CHALLENGE -> Tell how many lines include the string "отбывания". Answer with a single number.

PROVIDED MATERIAL ->

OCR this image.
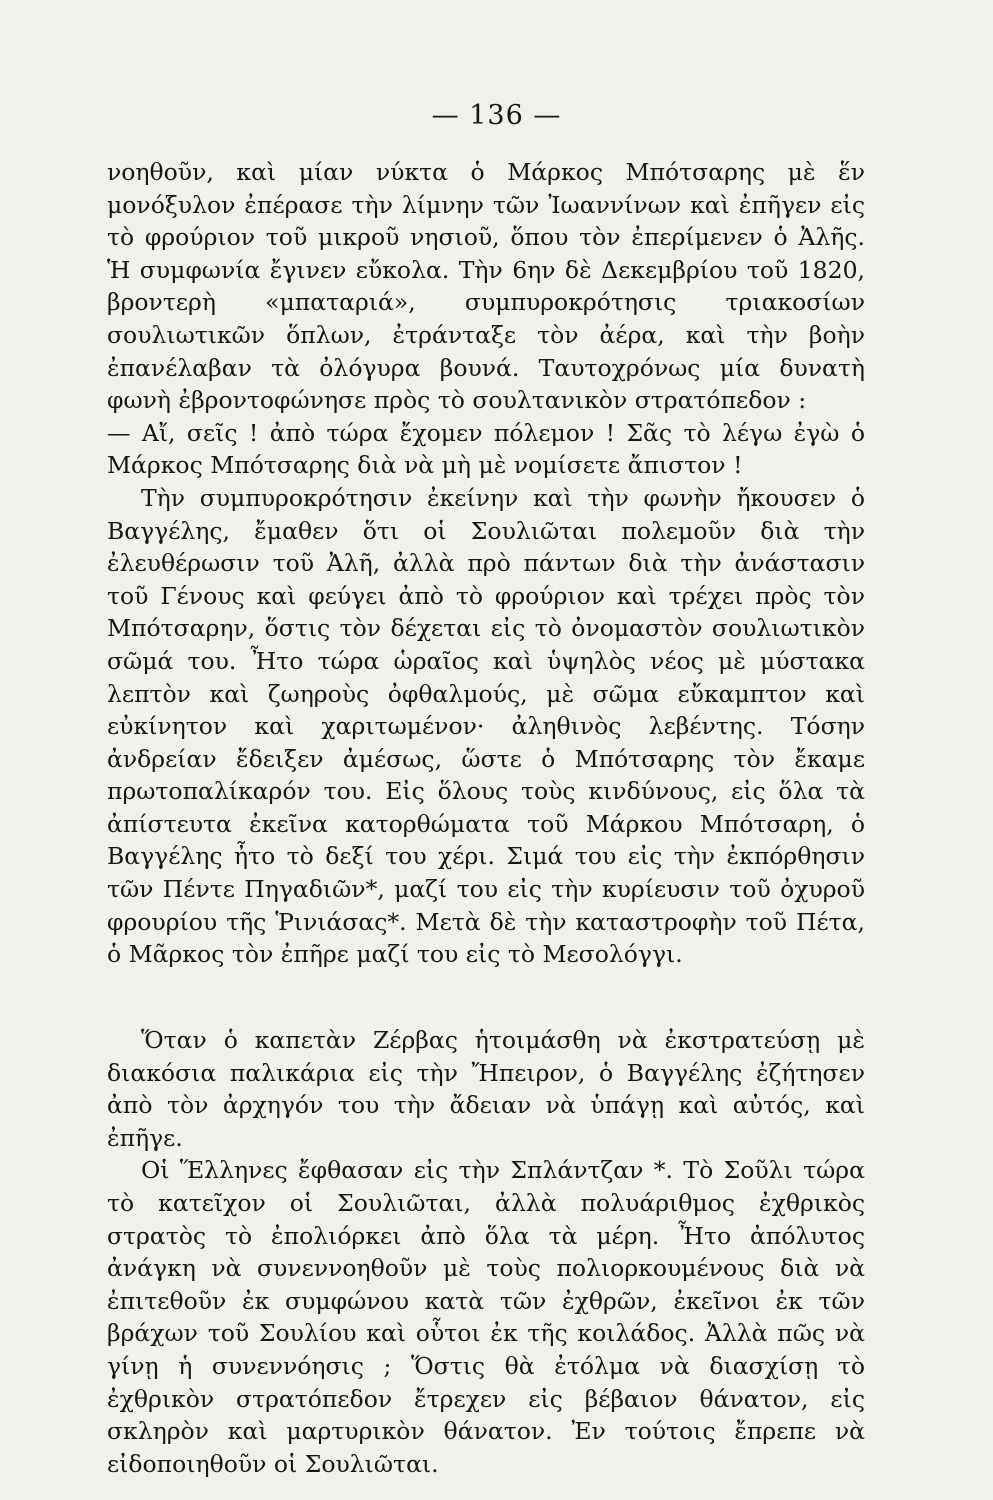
— 136 —

νοηθοῦν, καὶ μίαν νύκτα ὁ Μάρκος Μπότσαρης μὲ ἕν μονόξυλον ἐπέρασε τὴν λίμνην τῶν Ἰωαννίνων καὶ ἐπῆγεν εἰς τὸ φρούριον τοῦ μικροῦ νησιοῦ, ὅπου τὸν ἐπερίμενεν ὁ Ἀλῆς. Ἡ συμφωνία ἔγινεν εὔκολα. Τὴν 6ην δὲ Δεκεμβρίου τοῦ 1820, βροντερὴ «μπαταριά», συμπυροκρότησις τριακοσίων σουλιωτικῶν ὅπλων, ἐτράνταξε τὸν ἀέρα, καὶ τὴν βοὴν ἐπανέλαβαν τὰ ὀλόγυρα βουνά. Ταυτοχρόνως μία δυνατὴ φωνὴ ἐβροντοφώνησε πρὸς τὸ σουλτανικὸν στρατόπεδον :

— Αἴ, σεῖς ! ἀπὸ τώρα ἔχομεν πόλεμον ! Σᾶς τὸ λέγω ἐγὼ ὁ Μάρκος Μπότσαρης διὰ νὰ μὴ μὲ νομίσετε ἄπιστον !

Τὴν συμπυροκρότησιν ἐκείνην καὶ τὴν φωνὴν ἤκουσεν ὁ Βαγγέλης, ἔμαθεν ὅτι οἱ Σουλιῶται πολεμοῦν διὰ τὴν ἐλευθέρωσιν τοῦ Ἀλῆ, ἀλλὰ πρὸ πάντων διὰ τὴν ἀνάστασιν τοῦ Γένους καὶ φεύγει ἀπὸ τὸ φρούριον καὶ τρέχει πρὸς τὸν Μπότσαρην, ὅστις τὸν δέχεται εἰς τὸ ὀνομαστὸν σουλιωτικὸν σῶμά του. Ἦτο τώρα ὡραῖος καὶ ὑψηλὸς νέος μὲ μύστακα λεπτὸν καὶ ζωηροὺς ὀφθαλμούς, μὲ σῶμα εὔκαμπτον καὶ εὐκίνητον καὶ χαριτωμένον· ἀληθινὸς λεβέντης. Τόσην ἀνδρείαν ἔδειξεν ἀμέσως, ὥστε ὁ Μπότσαρης τὸν ἔκαμε πρωτοπαλίκαρόν του. Εἰς ὅλους τοὺς κινδύνους, εἰς ὅλα τὰ ἀπίστευτα ἐκεῖνα κατορθώματα τοῦ Μάρκου Μπότσαρη, ὁ Βαγγέλης ἦτο τὸ δεξί του χέρι. Σιμά του εἰς τὴν ἐκπόρθησιν τῶν Πέντε Πηγαδιῶν*, μαζί του εἰς τὴν κυρίευσιν τοῦ ὀχυροῦ φρουρίου τῆς Ῥινιάσας*. Μετὰ δὲ τὴν καταστροφὴν τοῦ Πέτα, ὁ Μᾶρκος τὸν ἐπῆρε μαζί του εἰς τὸ Μεσολόγγι.

Ὅταν ὁ καπετὰν Ζέρβας ἡτοιμάσθη νὰ ἐκστρατεύσῃ μὲ διακόσια παλικάρια εἰς τὴν Ἤπειρον, ὁ Βαγγέλης ἐζήτησεν ἀπὸ τὸν ἀρχηγόν του τὴν ἄδειαν νὰ ὑπάγῃ καὶ αὐτός, καὶ ἐπῆγε.

Οἱ Ἕλληνες ἔφθασαν εἰς τὴν Σπλάντζαν *. Τὸ Σοῦλι τώρα τὸ κατεῖχον οἱ Σουλιῶται, ἀλλὰ πολυάριθμος ἐχθρικὸς στρατὸς τὸ ἐπολιόρκει ἀπὸ ὅλα τὰ μέρη. Ἦτο ἀπόλυτος ἀνάγκη νὰ συνεννοηθοῦν μὲ τοὺς πολιορκουμένους διὰ νὰ ἐπιτεθοῦν ἐκ συμφώνου κατὰ τῶν ἐχθρῶν, ἐκεῖνοι ἐκ τῶν βράχων τοῦ Σουλίου καὶ οὗτοι ἐκ τῆς κοιλάδος. Ἀλλὰ πῶς νὰ γίνῃ ἡ συνεννόησις ; Ὅστις θὰ ἐτόλμα νὰ διασχίσῃ τὸ ἐχθρικὸν στρατόπεδον ἔτρεχεν εἰς βέβαιον θάνατον, εἰς σκληρὸν καὶ μαρτυρικὸν θάνατον. Ἐν τούτοις ἔπρεπε νὰ εἰδοποιηθοῦν οἱ Σουλιῶται.
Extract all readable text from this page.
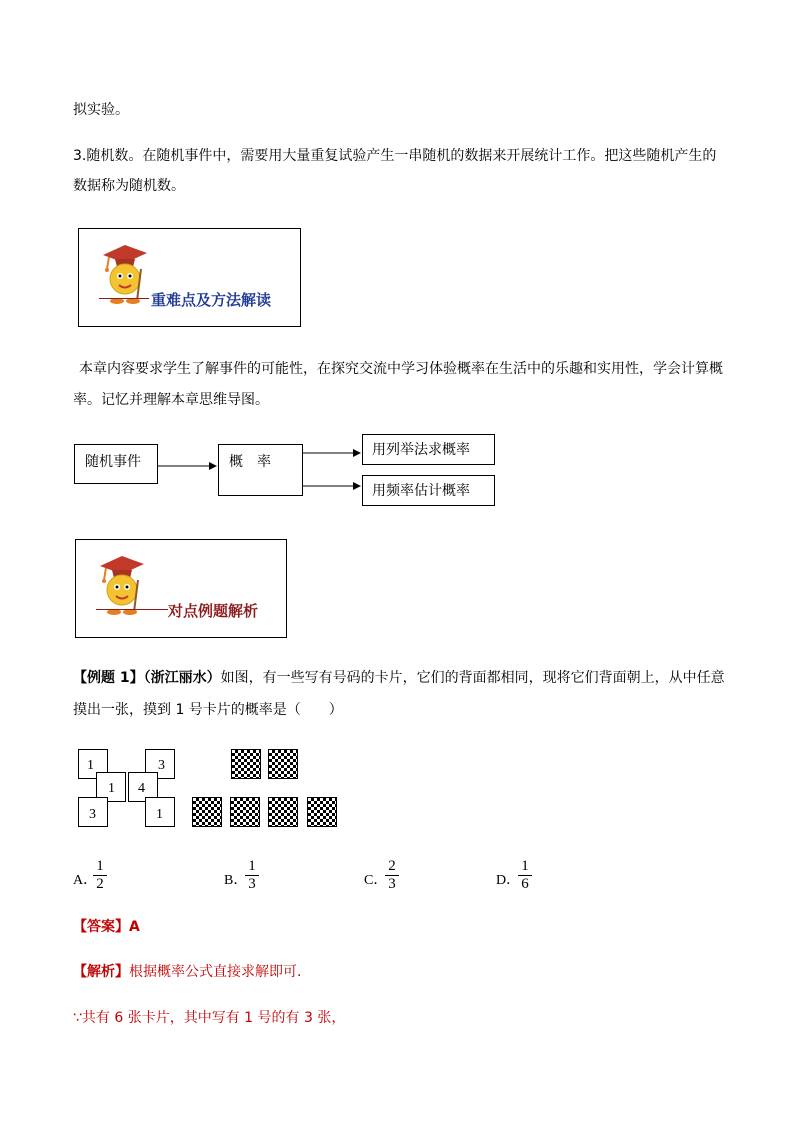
拟实验。
3.随机数。在随机事件中，需要用大量重复试验产生一串随机的数据来开展统计工作。把这些随机产生的
数据称为随机数。
重难点及方法解读
本章内容要求学生了解事件的可能性，在探究交流中学习体验概率在生活中的乐趣和实用性，学会计算概
率。记忆并理解本章思维导图。
随机事件	概　率
用列举法求概率
用频率估计概率
对点例题解析
【例题 1】（浙江丽水）如图，有一些写有号码的卡片，它们的背面都相同，现将它们背面朝上，从中任意
摸出一张，摸到 1 号卡片的概率是（　　）
1	3
1 4
3	1
A．
1
2	B．
1
3	C．
2
3	D．
1
6
【答案】A
【解析】根据概率公式直接求解即可．
∵共有 6 张卡片，其中写有 1 号的有 3 张，
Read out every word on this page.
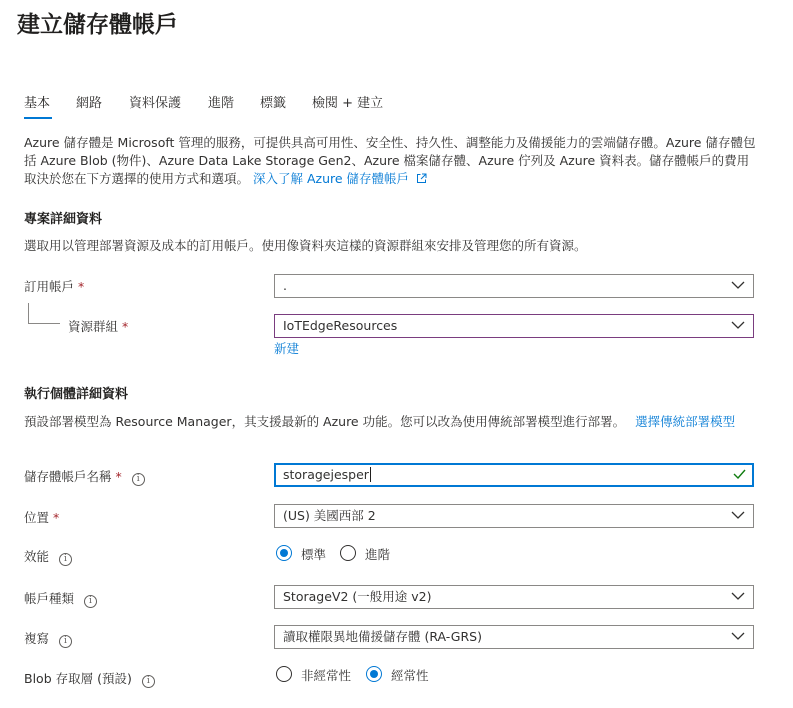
建立儲存體帳戶
基本 網路 資料保護 進階 標籤 檢閱 + 建立
Azure 儲存體是 Microsoft 管理的服務，可提供具高可用性、安全性、持久性、調整能力及備援能力的雲端儲存體。Azure 儲存體包括 Azure Blob (物件)、Azure Data Lake Storage Gen2、Azure 檔案儲存體、Azure 佇列及 Azure 資料表。儲存體帳戶的費用取決於您在下方選擇的使用方式和選項。 深入了解 Azure 儲存體帳戶
專案詳細資料
選取用以管理部署資源及成本的訂用帳戶。使用像資料夾這樣的資源群組來安排及管理您的所有資源。
訂用帳戶 *	.
資源群組 *	IoTEdgeResources
新建
執行個體詳細資料
預設部署模型為 Resource Manager，其支援最新的 Azure 功能。您可以改為使用傳統部署模型進行部署。 選擇傳統部署模型
儲存體帳戶名稱 * i	storagejesper
位置 *	(US) 美國西部 2
效能 i	標準	進階
帳戶種類 i	StorageV2 (一般用途 v2)
複寫 i	讀取權限異地備援儲存體 (RA-GRS)
Blob 存取層 (預設) i	非經常性	經常性
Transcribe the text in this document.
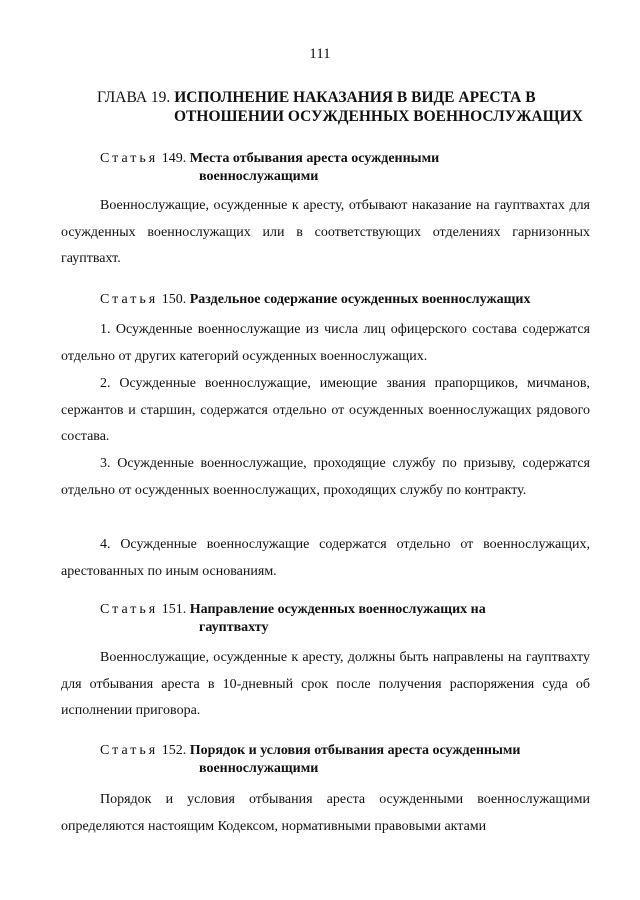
111
ГЛАВА 19. ИСПОЛНЕНИЕ НАКАЗАНИЯ В ВИДЕ АРЕСТА В
ОТНОШЕНИИ ОСУЖДЕННЫХ ВОЕННОСЛУЖАЩИХ
Статья 149. Места отбывания ареста осужденными
военнослужащими

Военнослужащие, осужденные к аресту, отбывают наказание на гауптвахтах для осужденных военнослужащих или в соответствующих отделениях гарнизонных гауптвахт.

Статья 150. Раздельное содержание осужденных военнослужащих

1. Осужденные военнослужащие из числа лиц офицерского состава содержатся отдельно от других категорий осужденных военнослужащих.

2. Осужденные военнослужащие, имеющие звания прапорщиков, мичманов, сержантов и старшин, содержатся отдельно от осужденных военнослужащих рядового состава.

3. Осужденные военнослужащие, проходящие службу по призыву, содержатся отдельно от осужденных военнослужащих, проходящих службу по контракту.

4. Осужденные военнослужащие содержатся отдельно от военнослужащих, арестованных по иным основаниям.

Статья 151. Направление осужденных военнослужащих на
гауптвахту

Военнослужащие, осужденные к аресту, должны быть направлены на гауптвахту для отбывания ареста в 10-дневный срок после получения распоряжения суда об исполнении приговора.

Статья 152. Порядок и условия отбывания ареста осужденными
военнослужащими

Порядок и условия отбывания ареста осужденными военнослужащими определяются настоящим Кодексом, нормативными правовыми актами
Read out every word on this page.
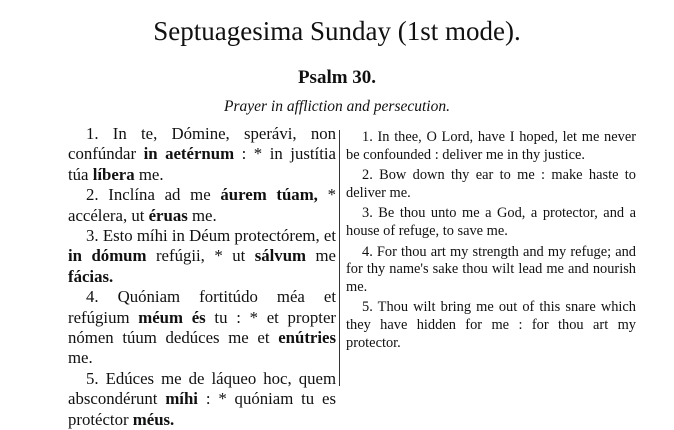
Septuagesima Sunday (1st mode).
Psalm 30.
Prayer in affliction and persecution.

1. In te, Dómine, sperávi, non confúndar in aetérnum : * in justítia túa líbera me.

2. Inclína ad me áurem túam, * accélera, ut éruas me.

3. Esto míhi in Déum protectórem, et in dómum refúgii, * ut sálvum me fácias.

4. Quóniam fortitúdo méa et refúgium méum és tu : * et propter nómen túum dedúces me et enútries me.

5. Edúces me de láqueo hoc, quem abscondérunt míhi : * quóniam tu es protéctor méus.

1. In thee, O Lord, have I hoped, let me never be confounded : deliver me in thy justice.

2. Bow down thy ear to me : make haste to deliver me.

3. Be thou unto me a God, a protector, and a house of refuge, to save me.

4. For thou art my strength and my refuge; and for thy name's sake thou wilt lead me and nourish me.

5. Thou wilt bring me out of this snare which they have hidden for me : for thou art my protector.
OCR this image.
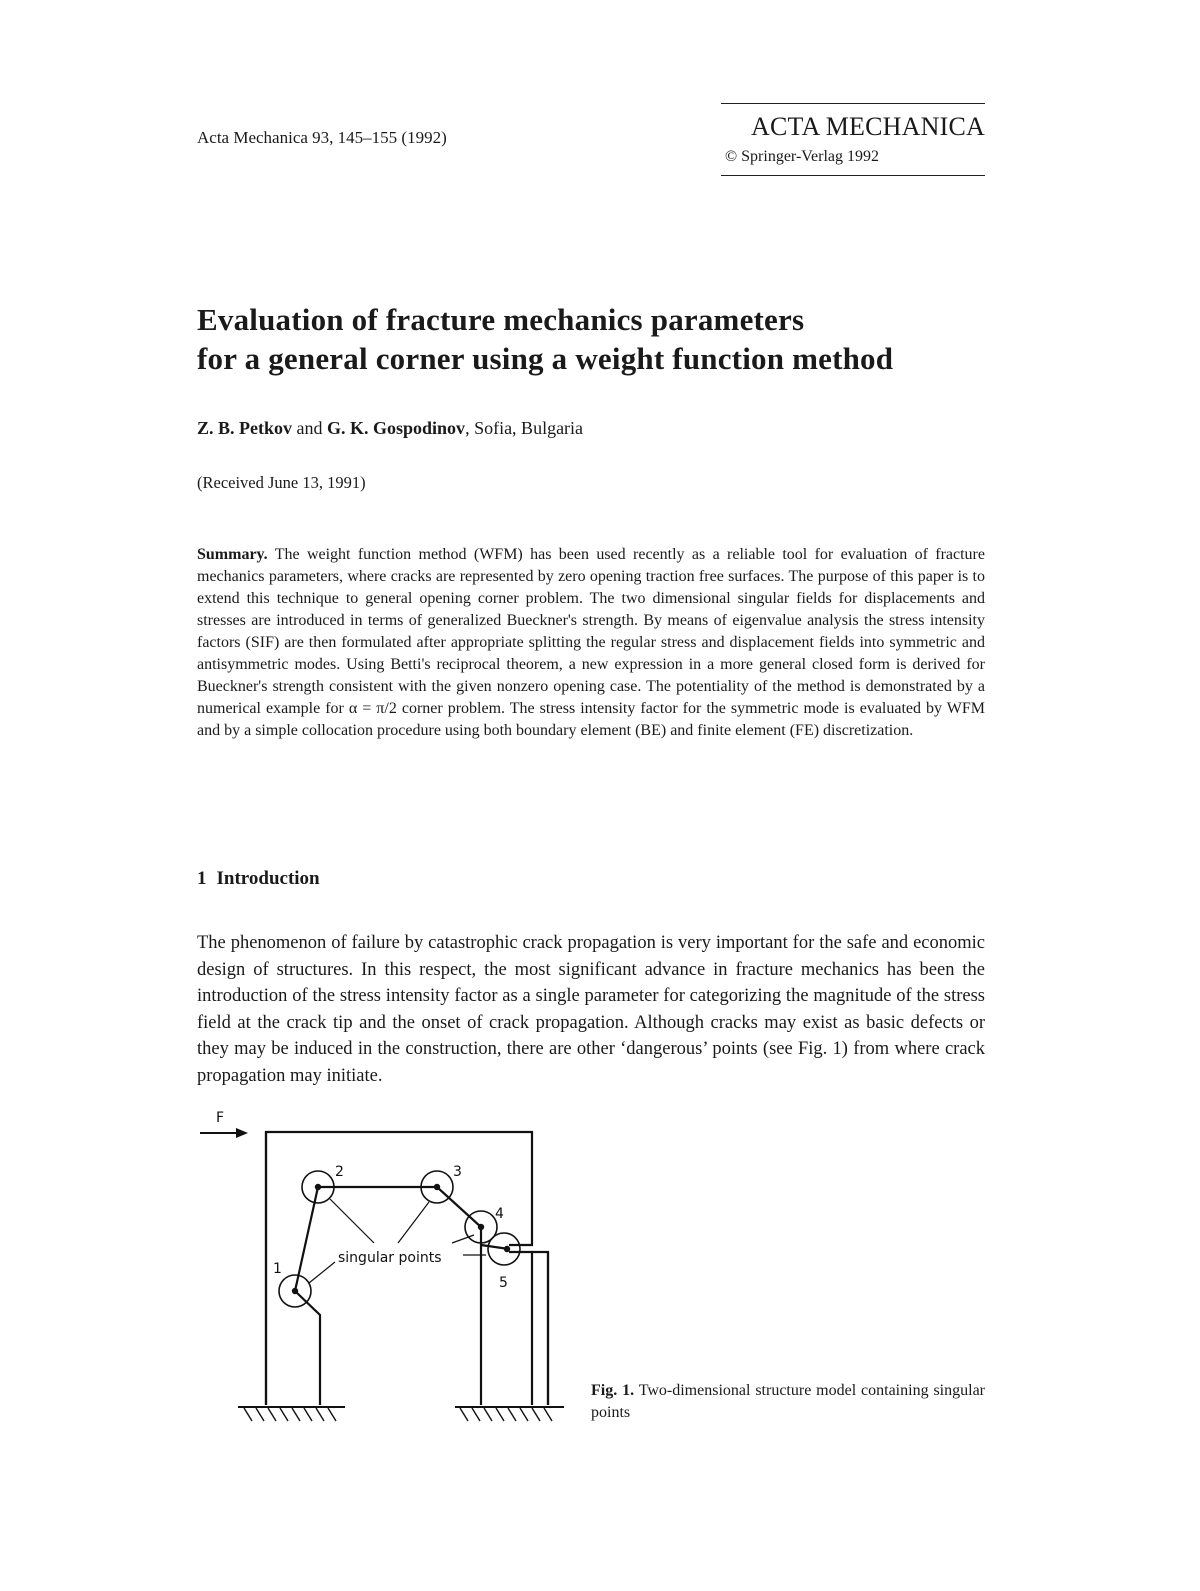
Acta Mechanica 93, 145–155 (1992)	ACTA MECHANICA
© Springer-Verlag 1992
Evaluation of fracture mechanics parameters
for a general corner using a weight function method
Z. B. Petkov and G. K. Gospodinov, Sofia, Bulgaria
(Received June 13, 1991)
Summary. The weight function method (WFM) has been used recently as a reliable tool for evaluation of fracture mechanics parameters, where cracks are represented by zero opening traction free surfaces. The purpose of this paper is to extend this technique to general opening corner problem. The two dimensional singular fields for displacements and stresses are introduced in terms of generalized Bueckner's strength. By means of eigenvalue analysis the stress intensity factors (SIF) are then formulated after appropriate splitting the regular stress and displacement fields into symmetric and antisymmetric modes. Using Betti's reciprocal theorem, a new expression in a more general closed form is derived for Bueckner's strength consistent with the given nonzero opening case. The potentiality of the method is demonstrated by a numerical example for α = π/2 corner problem. The stress intensity factor for the symmetric mode is evaluated by WFM and by a simple collocation procedure using both boundary element (BE) and finite element (FE) discretization.
1 Introduction
The phenomenon of failure by catastrophic crack propagation is very important for the safe and economic design of structures. In this respect, the most significant advance in fracture mechanics has been the introduction of the stress intensity factor as a single parameter for categorizing the magnitude of the stress field at the crack tip and the onset of crack propagation. Although cracks may exist as basic defects or they may be induced in the construction, there are other ‘dangerous’ points (see Fig. 1) from where crack propagation may initiate.
F
1
2	3
4
5
singular points
Fig. 1. Two-dimensional structure model containing singular points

EXERCISE SOLUTION -> 4